(Dataset entries)
+ + +
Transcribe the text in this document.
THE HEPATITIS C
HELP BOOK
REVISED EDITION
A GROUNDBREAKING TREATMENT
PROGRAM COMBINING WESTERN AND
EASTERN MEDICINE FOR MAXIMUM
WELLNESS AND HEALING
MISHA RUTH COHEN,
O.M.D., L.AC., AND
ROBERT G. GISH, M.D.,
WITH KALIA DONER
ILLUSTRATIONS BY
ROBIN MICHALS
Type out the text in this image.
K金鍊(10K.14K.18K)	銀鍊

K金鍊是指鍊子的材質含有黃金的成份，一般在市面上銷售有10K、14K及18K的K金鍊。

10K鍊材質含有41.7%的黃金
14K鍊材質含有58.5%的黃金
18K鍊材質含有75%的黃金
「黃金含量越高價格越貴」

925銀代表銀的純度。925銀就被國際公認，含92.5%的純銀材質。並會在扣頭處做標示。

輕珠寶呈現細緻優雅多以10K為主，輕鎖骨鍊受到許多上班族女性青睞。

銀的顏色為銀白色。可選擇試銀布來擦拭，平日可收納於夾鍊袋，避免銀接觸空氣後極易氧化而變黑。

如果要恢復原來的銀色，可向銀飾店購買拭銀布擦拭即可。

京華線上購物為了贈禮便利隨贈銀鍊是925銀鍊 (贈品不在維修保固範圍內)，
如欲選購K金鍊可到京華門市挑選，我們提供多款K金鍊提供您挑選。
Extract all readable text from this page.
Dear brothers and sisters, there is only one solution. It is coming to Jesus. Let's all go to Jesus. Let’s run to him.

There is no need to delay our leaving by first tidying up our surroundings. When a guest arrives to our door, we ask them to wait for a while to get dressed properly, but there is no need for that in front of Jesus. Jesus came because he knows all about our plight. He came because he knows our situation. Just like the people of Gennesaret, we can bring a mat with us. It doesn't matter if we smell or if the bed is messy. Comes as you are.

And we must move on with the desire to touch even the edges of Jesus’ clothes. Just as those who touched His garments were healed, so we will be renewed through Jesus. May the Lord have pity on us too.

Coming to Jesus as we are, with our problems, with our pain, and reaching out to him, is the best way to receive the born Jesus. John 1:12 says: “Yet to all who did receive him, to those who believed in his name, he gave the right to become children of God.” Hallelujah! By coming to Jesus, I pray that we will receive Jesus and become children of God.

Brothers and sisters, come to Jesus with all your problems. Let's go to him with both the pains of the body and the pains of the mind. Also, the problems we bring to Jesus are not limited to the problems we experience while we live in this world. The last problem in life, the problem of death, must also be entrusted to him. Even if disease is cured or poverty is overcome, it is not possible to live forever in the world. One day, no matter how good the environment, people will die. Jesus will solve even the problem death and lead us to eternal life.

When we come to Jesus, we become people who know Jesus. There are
+ + +
Task » Examine the records and pull out every line where the string "those" occurs.

Solution »
And we must move on with the desire to touch even the edges of Jesus’ clothes. Just as those who touched His garments were healed, so we will be renewed through Jesus. May the Lord have pity on us too.
Coming to Jesus as we are, with our problems, with our pain, and reaching out to him, is the best way to receive the born Jesus. John 1:12 says: “Yet to all who did receive him, to those who believed in his name, he gave the right to become children of God.” Hallelujah! By coming to Jesus, I pray that we will receive Jesus and become children of God.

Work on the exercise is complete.